Exercise task —
Take from the listing each line that has the string "screenshot".

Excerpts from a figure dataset

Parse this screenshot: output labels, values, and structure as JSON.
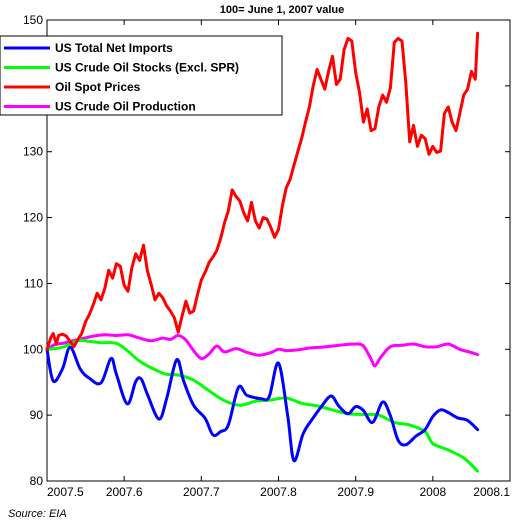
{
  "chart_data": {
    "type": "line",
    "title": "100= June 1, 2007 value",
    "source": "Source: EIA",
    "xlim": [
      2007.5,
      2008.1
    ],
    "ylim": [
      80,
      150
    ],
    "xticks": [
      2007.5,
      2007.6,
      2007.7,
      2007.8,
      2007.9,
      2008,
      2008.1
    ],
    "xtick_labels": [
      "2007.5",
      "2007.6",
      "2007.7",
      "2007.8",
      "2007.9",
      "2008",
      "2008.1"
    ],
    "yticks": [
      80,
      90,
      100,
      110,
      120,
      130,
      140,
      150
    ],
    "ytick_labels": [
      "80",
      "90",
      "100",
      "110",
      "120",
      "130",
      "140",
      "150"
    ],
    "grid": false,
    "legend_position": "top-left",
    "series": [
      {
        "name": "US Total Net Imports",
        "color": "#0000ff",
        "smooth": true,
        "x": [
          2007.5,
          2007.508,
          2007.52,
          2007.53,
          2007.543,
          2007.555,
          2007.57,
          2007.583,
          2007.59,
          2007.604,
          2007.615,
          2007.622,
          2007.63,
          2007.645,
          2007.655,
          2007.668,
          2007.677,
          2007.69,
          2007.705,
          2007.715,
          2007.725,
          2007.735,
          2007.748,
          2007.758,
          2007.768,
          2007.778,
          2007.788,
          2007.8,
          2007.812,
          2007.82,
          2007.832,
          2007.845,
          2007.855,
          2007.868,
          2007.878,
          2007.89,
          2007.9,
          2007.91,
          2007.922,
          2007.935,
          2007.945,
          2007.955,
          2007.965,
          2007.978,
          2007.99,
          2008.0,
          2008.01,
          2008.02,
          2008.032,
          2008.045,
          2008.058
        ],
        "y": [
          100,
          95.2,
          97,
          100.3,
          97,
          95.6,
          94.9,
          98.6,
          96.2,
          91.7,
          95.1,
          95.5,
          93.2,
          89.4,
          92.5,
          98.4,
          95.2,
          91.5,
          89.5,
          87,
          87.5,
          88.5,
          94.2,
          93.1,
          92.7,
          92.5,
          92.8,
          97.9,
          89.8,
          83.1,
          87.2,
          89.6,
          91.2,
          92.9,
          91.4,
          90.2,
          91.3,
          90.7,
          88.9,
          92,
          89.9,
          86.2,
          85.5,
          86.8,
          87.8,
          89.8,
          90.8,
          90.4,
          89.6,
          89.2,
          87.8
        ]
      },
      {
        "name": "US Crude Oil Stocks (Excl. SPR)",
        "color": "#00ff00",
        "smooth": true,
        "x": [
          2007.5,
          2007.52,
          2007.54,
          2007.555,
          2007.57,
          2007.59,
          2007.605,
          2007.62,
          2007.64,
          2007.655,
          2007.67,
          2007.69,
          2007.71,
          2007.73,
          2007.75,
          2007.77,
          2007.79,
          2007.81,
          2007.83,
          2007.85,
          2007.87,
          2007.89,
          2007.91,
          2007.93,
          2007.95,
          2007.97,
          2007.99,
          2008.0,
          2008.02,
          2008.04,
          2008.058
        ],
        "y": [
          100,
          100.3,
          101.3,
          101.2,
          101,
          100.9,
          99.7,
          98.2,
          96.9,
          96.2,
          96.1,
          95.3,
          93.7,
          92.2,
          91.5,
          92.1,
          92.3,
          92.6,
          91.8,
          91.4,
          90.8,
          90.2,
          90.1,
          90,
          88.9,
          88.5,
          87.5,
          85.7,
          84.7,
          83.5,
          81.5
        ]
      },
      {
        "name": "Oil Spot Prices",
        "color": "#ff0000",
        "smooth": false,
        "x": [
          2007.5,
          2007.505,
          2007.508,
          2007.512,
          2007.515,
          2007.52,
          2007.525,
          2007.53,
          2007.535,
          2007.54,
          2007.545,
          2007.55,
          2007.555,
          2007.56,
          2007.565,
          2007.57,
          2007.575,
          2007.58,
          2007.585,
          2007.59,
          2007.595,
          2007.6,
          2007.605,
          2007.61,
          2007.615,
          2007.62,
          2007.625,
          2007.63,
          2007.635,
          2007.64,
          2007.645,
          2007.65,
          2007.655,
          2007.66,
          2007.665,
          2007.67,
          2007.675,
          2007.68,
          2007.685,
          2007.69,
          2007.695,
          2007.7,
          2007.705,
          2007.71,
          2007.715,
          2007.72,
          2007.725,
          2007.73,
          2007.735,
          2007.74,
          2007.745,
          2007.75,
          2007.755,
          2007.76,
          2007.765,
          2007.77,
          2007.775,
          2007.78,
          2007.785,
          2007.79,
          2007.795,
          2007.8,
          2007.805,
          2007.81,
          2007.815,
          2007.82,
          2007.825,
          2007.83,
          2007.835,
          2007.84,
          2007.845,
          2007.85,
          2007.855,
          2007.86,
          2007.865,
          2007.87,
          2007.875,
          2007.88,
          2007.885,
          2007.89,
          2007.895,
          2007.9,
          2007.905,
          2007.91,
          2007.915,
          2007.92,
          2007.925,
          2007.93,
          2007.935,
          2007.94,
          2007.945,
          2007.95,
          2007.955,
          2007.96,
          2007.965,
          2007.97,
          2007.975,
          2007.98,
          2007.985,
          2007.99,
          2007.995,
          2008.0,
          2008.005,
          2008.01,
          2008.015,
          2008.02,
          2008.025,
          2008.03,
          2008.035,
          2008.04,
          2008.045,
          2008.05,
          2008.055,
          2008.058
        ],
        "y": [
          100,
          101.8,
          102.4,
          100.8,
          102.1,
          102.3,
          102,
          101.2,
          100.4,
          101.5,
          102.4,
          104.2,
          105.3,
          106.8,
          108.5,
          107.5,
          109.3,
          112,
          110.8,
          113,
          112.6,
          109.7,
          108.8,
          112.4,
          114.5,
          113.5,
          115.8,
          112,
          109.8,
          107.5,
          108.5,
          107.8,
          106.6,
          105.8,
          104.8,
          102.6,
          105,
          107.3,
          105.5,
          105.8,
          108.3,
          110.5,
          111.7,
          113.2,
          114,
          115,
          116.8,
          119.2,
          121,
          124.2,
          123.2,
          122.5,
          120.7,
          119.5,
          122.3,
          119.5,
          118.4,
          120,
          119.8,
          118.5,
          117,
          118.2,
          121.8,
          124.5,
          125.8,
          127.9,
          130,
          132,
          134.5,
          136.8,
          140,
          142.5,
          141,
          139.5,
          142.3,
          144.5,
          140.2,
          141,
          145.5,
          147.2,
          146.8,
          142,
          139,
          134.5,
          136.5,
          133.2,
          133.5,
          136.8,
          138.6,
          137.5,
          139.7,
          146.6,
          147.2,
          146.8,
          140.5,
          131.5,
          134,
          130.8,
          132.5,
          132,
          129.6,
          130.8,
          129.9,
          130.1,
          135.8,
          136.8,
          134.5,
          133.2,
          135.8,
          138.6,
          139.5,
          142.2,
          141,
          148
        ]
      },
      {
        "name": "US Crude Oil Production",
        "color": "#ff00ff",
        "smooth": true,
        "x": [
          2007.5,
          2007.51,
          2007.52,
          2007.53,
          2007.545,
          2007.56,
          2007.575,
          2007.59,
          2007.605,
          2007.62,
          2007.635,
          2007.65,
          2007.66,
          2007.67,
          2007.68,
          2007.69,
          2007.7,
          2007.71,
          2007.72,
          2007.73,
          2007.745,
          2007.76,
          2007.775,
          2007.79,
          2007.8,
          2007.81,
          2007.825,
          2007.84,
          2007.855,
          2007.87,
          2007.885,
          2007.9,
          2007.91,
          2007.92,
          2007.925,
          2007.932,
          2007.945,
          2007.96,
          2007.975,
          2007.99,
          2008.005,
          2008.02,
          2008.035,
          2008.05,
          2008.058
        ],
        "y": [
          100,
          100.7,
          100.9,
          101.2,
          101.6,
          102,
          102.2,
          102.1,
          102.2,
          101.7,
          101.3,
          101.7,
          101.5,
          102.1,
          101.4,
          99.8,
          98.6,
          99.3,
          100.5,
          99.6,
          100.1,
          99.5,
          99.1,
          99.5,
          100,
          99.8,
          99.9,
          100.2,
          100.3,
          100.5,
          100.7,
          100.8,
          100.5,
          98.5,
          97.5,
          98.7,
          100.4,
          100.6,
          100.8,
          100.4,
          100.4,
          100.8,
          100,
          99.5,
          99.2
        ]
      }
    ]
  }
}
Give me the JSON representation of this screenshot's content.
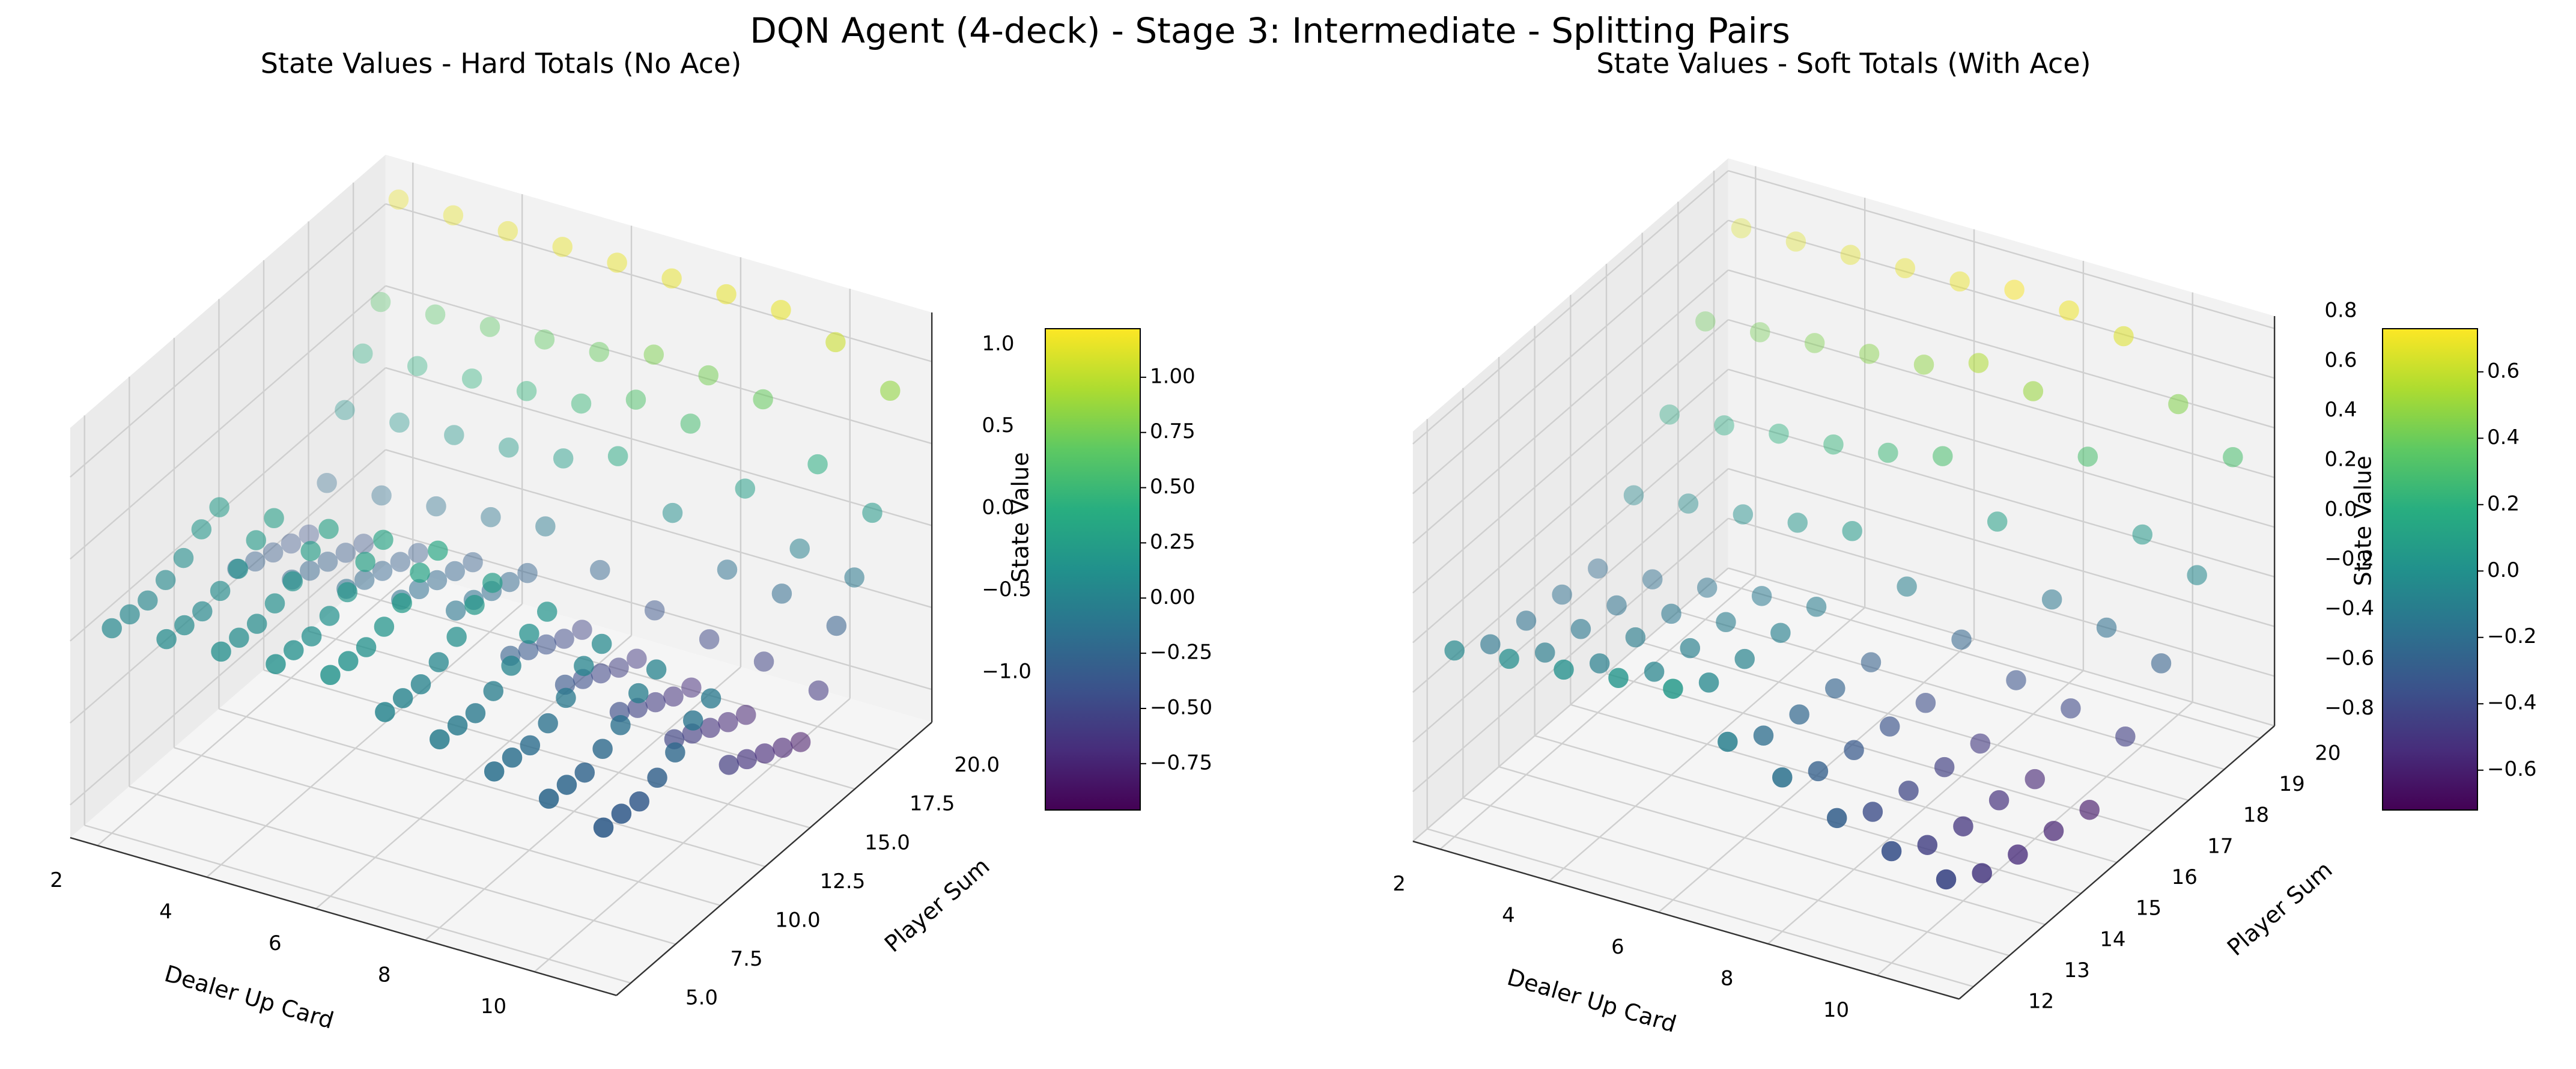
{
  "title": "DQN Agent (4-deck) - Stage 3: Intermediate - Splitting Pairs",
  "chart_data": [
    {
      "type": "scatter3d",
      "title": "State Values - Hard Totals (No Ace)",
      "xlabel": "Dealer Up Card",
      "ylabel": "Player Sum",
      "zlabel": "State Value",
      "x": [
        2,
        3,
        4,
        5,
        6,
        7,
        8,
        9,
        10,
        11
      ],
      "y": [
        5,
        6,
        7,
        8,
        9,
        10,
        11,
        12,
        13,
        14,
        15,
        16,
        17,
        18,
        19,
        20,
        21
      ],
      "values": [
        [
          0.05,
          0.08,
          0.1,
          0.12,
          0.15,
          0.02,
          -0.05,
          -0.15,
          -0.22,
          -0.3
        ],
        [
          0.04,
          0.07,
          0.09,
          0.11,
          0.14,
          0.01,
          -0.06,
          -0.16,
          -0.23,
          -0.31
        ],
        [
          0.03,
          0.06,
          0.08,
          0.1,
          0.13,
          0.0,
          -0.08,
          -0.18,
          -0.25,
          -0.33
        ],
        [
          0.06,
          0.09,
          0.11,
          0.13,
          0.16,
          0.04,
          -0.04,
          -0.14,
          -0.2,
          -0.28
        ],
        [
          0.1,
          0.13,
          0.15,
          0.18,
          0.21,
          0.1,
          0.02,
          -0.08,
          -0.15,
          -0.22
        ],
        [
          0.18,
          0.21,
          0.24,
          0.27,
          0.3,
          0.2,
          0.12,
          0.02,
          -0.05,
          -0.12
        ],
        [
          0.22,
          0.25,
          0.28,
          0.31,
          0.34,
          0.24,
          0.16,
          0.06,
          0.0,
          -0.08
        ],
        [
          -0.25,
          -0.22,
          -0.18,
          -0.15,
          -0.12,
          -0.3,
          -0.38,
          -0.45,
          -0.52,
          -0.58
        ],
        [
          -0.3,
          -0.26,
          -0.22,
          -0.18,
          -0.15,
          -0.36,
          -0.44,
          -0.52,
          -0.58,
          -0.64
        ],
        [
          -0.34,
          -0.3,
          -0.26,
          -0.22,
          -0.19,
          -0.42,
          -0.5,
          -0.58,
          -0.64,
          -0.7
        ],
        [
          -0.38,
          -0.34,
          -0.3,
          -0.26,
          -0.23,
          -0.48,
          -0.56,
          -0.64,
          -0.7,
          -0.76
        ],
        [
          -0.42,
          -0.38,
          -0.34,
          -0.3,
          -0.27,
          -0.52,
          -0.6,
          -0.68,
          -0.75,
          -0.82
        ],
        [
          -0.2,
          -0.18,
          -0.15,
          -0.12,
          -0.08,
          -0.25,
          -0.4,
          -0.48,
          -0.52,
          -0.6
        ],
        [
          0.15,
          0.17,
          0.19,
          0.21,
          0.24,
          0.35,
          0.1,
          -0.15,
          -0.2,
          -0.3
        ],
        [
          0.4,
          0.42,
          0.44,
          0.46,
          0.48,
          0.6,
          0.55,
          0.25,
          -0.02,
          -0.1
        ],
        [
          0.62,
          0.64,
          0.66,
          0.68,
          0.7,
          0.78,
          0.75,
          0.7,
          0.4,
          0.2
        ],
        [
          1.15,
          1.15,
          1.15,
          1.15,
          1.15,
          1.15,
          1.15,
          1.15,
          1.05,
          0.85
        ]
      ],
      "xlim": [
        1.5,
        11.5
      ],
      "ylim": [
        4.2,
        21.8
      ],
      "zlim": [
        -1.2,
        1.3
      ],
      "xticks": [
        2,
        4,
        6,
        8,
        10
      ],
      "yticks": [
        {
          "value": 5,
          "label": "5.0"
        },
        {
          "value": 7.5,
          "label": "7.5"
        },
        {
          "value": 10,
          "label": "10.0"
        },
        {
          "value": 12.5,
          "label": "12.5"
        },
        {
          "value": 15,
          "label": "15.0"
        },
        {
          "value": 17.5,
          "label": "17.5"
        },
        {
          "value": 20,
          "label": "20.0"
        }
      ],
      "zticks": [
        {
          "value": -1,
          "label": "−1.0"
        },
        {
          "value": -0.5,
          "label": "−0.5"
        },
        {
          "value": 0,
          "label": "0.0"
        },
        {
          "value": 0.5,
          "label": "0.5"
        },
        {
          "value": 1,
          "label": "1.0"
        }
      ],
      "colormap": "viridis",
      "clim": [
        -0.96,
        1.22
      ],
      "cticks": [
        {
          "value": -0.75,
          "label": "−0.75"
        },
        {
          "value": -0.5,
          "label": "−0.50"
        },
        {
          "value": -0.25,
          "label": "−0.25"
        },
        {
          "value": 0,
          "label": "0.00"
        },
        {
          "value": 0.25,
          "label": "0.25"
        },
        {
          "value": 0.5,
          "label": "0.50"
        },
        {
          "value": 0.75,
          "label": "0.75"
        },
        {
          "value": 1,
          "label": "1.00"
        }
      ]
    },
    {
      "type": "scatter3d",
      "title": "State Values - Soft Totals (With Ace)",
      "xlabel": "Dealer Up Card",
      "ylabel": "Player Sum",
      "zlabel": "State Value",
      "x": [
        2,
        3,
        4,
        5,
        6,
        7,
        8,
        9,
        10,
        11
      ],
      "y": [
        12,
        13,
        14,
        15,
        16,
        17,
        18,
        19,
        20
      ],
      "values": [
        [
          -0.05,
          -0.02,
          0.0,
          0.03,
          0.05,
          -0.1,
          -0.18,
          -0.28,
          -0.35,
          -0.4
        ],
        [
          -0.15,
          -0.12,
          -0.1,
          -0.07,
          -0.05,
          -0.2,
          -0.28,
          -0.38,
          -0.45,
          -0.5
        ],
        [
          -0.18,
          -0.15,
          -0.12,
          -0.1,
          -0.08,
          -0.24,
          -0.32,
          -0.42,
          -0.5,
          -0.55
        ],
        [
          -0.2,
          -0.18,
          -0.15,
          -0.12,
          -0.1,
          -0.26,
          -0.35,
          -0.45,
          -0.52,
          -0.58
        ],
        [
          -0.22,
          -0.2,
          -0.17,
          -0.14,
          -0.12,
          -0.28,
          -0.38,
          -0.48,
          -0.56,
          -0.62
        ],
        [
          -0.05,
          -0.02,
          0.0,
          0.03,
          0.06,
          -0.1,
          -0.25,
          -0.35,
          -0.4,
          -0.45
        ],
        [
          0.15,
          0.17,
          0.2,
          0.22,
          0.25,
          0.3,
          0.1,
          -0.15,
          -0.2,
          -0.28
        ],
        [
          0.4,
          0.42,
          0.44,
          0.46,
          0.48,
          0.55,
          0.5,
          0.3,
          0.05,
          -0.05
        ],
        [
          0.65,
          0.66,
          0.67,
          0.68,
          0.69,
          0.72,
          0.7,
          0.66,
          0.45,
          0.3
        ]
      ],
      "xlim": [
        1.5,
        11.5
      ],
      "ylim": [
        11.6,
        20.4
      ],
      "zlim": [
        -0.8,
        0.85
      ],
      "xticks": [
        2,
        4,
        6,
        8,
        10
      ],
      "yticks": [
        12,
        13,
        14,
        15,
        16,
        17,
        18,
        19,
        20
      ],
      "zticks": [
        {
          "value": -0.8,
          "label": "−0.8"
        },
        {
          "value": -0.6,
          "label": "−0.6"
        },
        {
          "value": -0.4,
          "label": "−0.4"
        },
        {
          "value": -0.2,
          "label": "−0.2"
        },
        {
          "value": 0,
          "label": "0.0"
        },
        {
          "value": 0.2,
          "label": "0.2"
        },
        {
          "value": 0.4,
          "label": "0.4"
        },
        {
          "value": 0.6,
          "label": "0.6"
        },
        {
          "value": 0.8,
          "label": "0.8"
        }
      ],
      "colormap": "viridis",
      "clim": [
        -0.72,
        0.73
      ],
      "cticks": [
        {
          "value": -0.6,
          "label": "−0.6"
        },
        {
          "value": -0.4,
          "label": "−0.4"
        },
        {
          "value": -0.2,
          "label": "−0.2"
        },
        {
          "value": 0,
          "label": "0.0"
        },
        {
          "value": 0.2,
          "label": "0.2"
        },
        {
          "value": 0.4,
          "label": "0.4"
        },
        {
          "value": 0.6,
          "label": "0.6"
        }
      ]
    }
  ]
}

The result —
Parse this screenshot: output labels, values, and structure as JSON.
Give me the JSON representation of this screenshot's content.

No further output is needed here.